--- Begin Task material ---

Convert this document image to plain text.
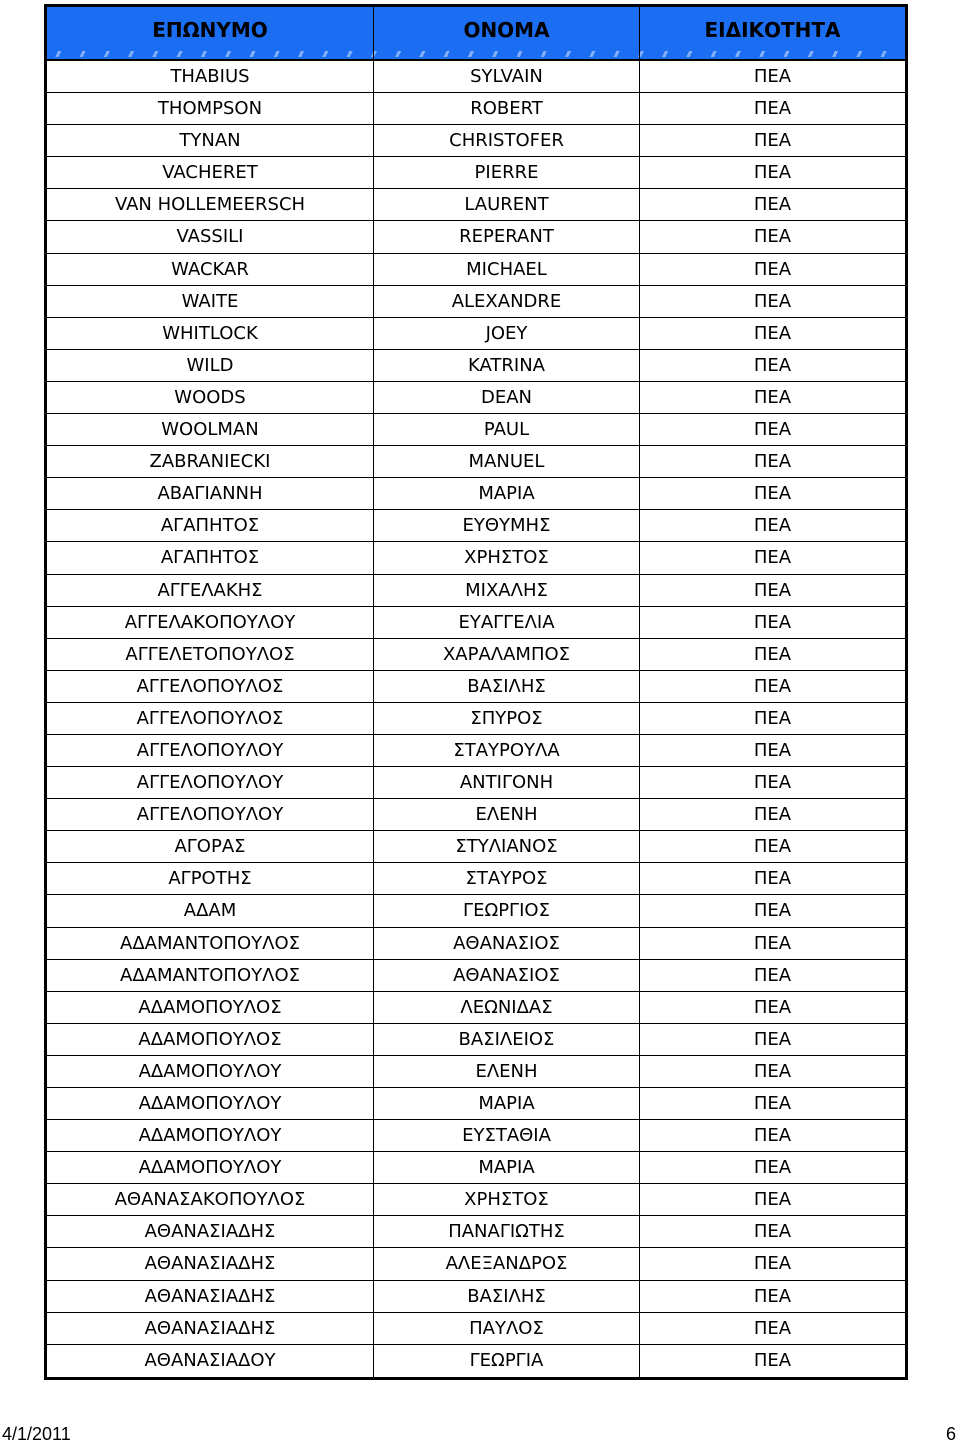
ΕΠΩΝΥΜΟ	ΟΝΟΜΑ	ΕΙΔΙΚΟΤΗΤΑ
THABIUS	SYLVAIN	ΠΕΑ
THOMPSON	ROBERT	ΠΕΑ
TYNAN	CHRISTOFER	ΠΕΑ
VACHERET	PIERRE	ΠΕΑ
VAN HOLLEMEERSCH	LAURENT	ΠΕΑ
VASSILI	REPERANT	ΠΕΑ
WACKAR	MICHAEL	ΠΕΑ
WAITE	ALEXANDRE	ΠΕΑ
WHITLOCK	JOEY	ΠΕΑ
WILD	KATRINA	ΠΕΑ
WOODS	DEAN	ΠΕΑ
WOOLMAN	PAUL	ΠΕΑ
ZABRANIECKI	MANUEL	ΠΕΑ
ΑΒΑΓΙΑΝΝΗ	ΜΑΡΙΑ	ΠΕΑ
ΑΓΑΠΗΤΟΣ	ΕΥΘΥΜΗΣ	ΠΕΑ
ΑΓΑΠΗΤΟΣ	ΧΡΗΣΤΟΣ	ΠΕΑ
ΑΓΓΕΛΑΚΗΣ	ΜΙΧΑΛΗΣ	ΠΕΑ
ΑΓΓΕΛΑΚΟΠΟΥΛΟΥ	ΕΥΑΓΓΕΛΙΑ	ΠΕΑ
ΑΓΓΕΛΕΤΟΠΟΥΛΟΣ	ΧΑΡΑΛΑΜΠΟΣ	ΠΕΑ
ΑΓΓΕΛΟΠΟΥΛΟΣ	ΒΑΣΙΛΗΣ	ΠΕΑ
ΑΓΓΕΛΟΠΟΥΛΟΣ	ΣΠΥΡΟΣ	ΠΕΑ
ΑΓΓΕΛΟΠΟΥΛΟΥ	ΣΤΑΥΡΟΥΛΑ	ΠΕΑ
ΑΓΓΕΛΟΠΟΥΛΟΥ	ΑΝΤΙΓΟΝΗ	ΠΕΑ
ΑΓΓΕΛΟΠΟΥΛΟΥ	ΕΛΕΝΗ	ΠΕΑ
ΑΓΟΡΑΣ	ΣΤΥΛΙΑΝΟΣ	ΠΕΑ
ΑΓΡΟΤΗΣ	ΣΤΑΥΡΟΣ	ΠΕΑ
ΑΔΑΜ	ΓΕΩΡΓΙΟΣ	ΠΕΑ
ΑΔΑΜΑΝΤΟΠΟΥΛΟΣ	ΑΘΑΝΑΣΙΟΣ	ΠΕΑ
ΑΔΑΜΑΝΤΟΠΟΥΛΟΣ	ΑΘΑΝΑΣΙΟΣ	ΠΕΑ
ΑΔΑΜΟΠΟΥΛΟΣ	ΛΕΩΝΙΔΑΣ	ΠΕΑ
ΑΔΑΜΟΠΟΥΛΟΣ	ΒΑΣΙΛΕΙΟΣ	ΠΕΑ
ΑΔΑΜΟΠΟΥΛΟΥ	ΕΛΕΝΗ	ΠΕΑ
ΑΔΑΜΟΠΟΥΛΟΥ	ΜΑΡΙΑ	ΠΕΑ
ΑΔΑΜΟΠΟΥΛΟΥ	ΕΥΣΤΑΘΙΑ	ΠΕΑ
ΑΔΑΜΟΠΟΥΛΟΥ	ΜΑΡΙΑ	ΠΕΑ
ΑΘΑΝΑΣΑΚΟΠΟΥΛΟΣ	ΧΡΗΣΤΟΣ	ΠΕΑ
ΑΘΑΝΑΣΙΑΔΗΣ	ΠΑΝΑΓΙΩΤΗΣ	ΠΕΑ
ΑΘΑΝΑΣΙΑΔΗΣ	ΑΛΕΞΑΝΔΡΟΣ	ΠΕΑ
ΑΘΑΝΑΣΙΑΔΗΣ	ΒΑΣΙΛΗΣ	ΠΕΑ
ΑΘΑΝΑΣΙΑΔΗΣ	ΠΑΥΛΟΣ	ΠΕΑ
ΑΘΑΝΑΣΙΑΔΟΥ	ΓΕΩΡΓΙΑ	ΠΕΑ
4/1/2011	6
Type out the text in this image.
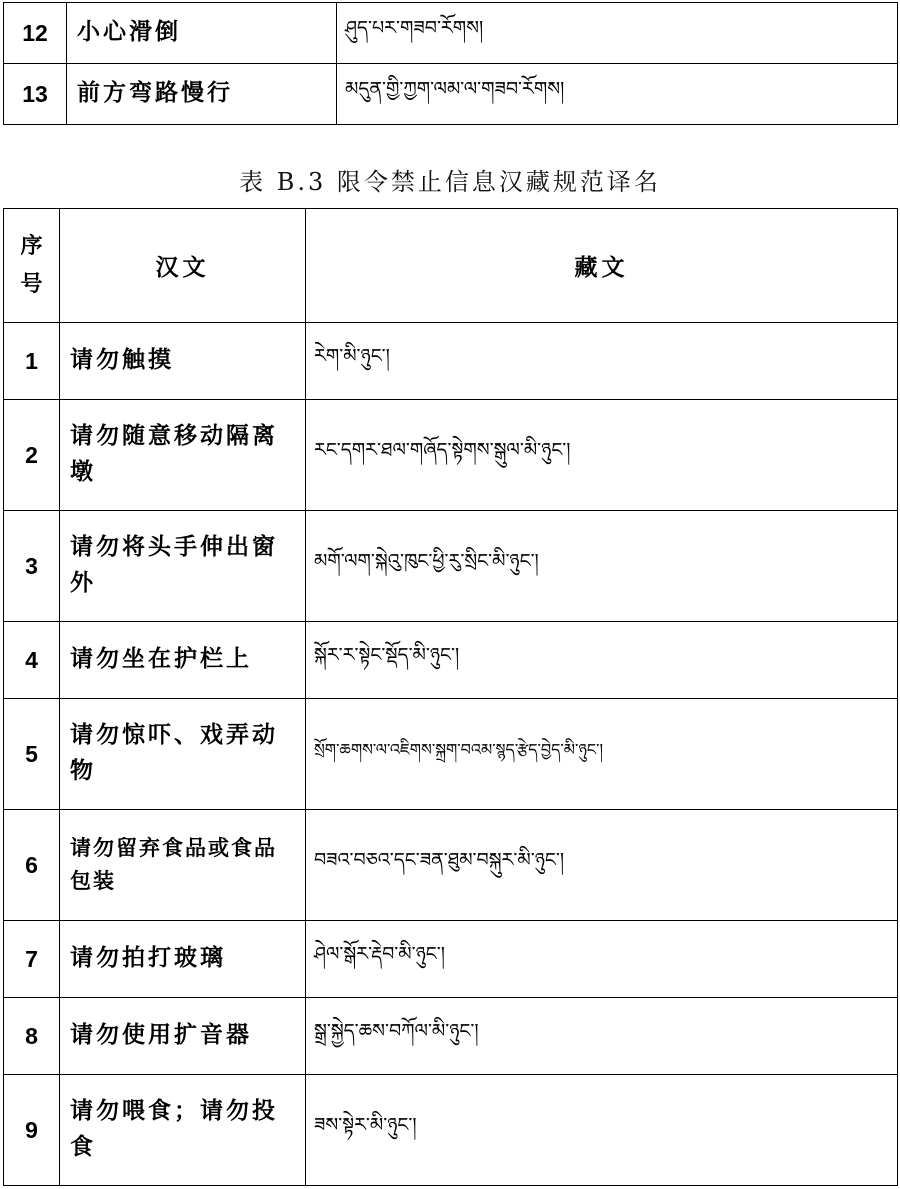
12	小心滑倒	ཤུད་པར་གཟབ་རོགས།
13	前方弯路慢行	མདུན་གྱི་ཀྱག་ལམ་ལ་གཟབ་རོགས།
表 B.3 限令禁止信息汉藏规范译名
序号	汉文	藏文
1	请勿触摸	རེག་མི་ཉུང་།
2	请勿随意移动隔离墩	རང་དགར་ཐལ་གཞོད་སྟེགས་སྒུལ་མི་ཉུང་།
3	请勿将头手伸出窗外	མགོ་ལག་སྐེའུ་ཁུང་ཕྱི་རུ་སྲིང་མི་ཉུང་།
4	请勿坐在护栏上	སྐོར་ར་སྟེང་སྡོད་མི་ཉུང་།
5	请勿惊吓、戏弄动物	སྲོག་ཆགས་ལ་འཇིགས་སྐྲག་བའམ་སྙད་རྩེད་བྱེད་མི་ཉུང་།
6	请勿留弃食品或食品包装	བཟའ་བཅའ་དང་ཟན་ཐུམ་བསྐུར་མི་ཉུང་།
7	请勿拍打玻璃	ཤེལ་སྒོར་རྡེབ་མི་ཉུང་།
8	请勿使用扩音器	སྒྲ་སྐྱེད་ཆས་བཀོལ་མི་ཉུང་།
9	请勿喂食；请勿投食	ཟས་སྟེར་མི་ཉུང་།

--- End Task material ---

Aim
Track down every line of the material containing the string "ΑΓΑΠΗΤΟΣ", and copy it.

Task response
ΑΓΑΠΗΤΟΣ	ΕΥΘΥΜΗΣ	ΠΕΑ
ΑΓΑΠΗΤΟΣ	ΧΡΗΣΤΟΣ	ΠΕΑ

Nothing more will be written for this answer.